#### What you need to do:
Report how many lines in the listing below include the word "name". Write nothing besides the number.

#### Material:
%%

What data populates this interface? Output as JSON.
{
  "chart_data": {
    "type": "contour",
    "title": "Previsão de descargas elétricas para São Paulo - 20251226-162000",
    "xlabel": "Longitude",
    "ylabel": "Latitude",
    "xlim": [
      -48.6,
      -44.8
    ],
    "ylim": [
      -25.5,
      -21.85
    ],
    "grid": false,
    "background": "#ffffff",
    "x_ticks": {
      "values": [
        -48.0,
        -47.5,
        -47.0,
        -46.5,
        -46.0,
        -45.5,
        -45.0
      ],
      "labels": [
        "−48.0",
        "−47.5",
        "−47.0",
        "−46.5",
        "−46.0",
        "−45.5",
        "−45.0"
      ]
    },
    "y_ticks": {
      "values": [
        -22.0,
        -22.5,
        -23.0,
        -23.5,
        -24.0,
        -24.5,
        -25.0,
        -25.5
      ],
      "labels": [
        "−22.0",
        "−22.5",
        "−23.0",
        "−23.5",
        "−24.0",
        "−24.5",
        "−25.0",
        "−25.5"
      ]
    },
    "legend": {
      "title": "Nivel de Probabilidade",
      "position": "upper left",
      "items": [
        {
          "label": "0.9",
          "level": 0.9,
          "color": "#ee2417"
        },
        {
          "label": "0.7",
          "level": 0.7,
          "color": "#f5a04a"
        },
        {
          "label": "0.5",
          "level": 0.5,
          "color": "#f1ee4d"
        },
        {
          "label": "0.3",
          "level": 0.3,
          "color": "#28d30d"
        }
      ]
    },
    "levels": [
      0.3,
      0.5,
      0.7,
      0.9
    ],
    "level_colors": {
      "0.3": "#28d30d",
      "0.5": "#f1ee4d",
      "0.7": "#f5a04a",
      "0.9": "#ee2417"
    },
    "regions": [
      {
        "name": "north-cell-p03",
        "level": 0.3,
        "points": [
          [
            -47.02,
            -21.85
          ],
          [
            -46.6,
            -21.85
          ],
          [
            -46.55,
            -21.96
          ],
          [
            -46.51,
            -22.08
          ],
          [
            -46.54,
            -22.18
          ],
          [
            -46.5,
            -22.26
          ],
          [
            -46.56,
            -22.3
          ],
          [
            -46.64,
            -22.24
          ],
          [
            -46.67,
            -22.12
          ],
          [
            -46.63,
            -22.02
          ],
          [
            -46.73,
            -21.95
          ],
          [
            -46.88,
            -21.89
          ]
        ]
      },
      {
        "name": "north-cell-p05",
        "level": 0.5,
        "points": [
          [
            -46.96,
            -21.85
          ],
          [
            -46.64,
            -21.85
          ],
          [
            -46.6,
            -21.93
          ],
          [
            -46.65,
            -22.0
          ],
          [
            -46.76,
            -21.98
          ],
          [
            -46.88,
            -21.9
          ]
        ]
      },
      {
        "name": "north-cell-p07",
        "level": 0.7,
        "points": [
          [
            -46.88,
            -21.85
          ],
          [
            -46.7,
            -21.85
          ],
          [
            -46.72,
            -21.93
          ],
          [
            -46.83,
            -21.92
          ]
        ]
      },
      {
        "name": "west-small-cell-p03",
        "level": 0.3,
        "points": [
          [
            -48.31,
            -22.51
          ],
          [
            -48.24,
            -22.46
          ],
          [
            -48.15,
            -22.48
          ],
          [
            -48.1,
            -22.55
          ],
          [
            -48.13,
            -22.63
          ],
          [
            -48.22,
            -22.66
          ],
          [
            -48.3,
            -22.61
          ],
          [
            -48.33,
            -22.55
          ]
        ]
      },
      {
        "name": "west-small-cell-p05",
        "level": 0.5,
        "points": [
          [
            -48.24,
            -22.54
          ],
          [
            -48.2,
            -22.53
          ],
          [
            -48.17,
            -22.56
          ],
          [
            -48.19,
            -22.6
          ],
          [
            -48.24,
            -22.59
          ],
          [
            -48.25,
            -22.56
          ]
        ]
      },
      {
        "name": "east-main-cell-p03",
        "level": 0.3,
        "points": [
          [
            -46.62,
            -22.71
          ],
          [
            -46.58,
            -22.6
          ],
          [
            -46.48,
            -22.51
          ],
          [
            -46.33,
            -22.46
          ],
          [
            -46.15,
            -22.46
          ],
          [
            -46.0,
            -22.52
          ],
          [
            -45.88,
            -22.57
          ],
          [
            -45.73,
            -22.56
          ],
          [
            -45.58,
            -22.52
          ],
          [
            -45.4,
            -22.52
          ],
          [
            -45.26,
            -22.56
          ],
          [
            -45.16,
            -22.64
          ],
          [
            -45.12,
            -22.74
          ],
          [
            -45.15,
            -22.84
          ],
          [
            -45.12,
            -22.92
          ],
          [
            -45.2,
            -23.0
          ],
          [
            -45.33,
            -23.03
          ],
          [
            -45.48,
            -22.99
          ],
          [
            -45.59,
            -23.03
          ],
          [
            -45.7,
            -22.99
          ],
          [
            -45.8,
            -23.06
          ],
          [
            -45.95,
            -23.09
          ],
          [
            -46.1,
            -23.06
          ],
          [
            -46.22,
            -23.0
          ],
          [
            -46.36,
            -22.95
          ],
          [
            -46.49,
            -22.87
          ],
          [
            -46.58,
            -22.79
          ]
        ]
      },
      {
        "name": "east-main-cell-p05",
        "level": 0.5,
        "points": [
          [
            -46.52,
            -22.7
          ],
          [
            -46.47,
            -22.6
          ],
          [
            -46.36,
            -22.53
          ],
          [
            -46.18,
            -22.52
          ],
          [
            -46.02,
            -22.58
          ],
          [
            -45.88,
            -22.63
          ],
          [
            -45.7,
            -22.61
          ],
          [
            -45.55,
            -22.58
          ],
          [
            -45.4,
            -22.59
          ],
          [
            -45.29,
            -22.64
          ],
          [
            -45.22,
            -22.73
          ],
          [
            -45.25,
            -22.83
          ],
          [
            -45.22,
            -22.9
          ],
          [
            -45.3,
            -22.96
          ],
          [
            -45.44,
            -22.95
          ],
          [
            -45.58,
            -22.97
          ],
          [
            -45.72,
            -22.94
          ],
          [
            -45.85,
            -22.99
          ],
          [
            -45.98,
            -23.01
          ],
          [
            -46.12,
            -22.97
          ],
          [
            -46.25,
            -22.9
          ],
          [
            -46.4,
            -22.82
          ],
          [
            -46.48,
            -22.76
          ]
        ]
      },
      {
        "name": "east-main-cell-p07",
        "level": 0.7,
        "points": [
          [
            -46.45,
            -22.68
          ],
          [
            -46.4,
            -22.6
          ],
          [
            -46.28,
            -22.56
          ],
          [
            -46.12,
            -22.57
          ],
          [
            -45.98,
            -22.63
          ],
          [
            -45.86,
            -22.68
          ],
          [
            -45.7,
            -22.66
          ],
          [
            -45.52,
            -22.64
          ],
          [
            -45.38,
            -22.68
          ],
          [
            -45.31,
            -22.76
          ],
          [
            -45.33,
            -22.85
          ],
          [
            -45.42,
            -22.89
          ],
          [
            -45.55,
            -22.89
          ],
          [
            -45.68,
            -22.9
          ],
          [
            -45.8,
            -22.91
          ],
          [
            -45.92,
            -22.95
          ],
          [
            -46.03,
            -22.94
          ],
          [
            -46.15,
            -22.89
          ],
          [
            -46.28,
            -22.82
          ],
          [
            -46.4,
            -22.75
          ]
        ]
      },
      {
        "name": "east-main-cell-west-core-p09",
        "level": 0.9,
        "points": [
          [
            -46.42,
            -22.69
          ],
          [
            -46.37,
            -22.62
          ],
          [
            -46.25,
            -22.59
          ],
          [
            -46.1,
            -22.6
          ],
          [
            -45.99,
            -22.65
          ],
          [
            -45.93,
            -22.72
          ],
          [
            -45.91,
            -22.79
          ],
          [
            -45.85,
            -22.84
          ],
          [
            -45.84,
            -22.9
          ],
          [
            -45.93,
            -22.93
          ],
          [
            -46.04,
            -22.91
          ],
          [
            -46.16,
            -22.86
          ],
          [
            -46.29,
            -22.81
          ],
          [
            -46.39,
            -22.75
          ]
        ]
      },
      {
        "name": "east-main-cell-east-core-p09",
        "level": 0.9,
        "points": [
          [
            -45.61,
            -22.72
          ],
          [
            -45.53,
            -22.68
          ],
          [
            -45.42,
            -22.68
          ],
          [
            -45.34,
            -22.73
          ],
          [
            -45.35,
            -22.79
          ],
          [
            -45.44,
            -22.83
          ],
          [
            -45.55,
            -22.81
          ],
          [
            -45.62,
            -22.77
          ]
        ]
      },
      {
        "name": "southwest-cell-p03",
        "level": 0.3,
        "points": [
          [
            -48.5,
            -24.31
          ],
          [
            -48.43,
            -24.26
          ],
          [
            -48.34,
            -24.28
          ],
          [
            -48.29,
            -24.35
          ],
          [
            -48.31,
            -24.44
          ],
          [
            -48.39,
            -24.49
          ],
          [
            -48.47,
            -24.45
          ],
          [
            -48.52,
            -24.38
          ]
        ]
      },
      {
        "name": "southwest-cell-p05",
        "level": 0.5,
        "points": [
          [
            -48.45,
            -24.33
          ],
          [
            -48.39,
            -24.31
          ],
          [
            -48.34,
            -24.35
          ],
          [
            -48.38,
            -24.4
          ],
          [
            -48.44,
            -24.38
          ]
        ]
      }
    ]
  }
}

%%

#### The result:
12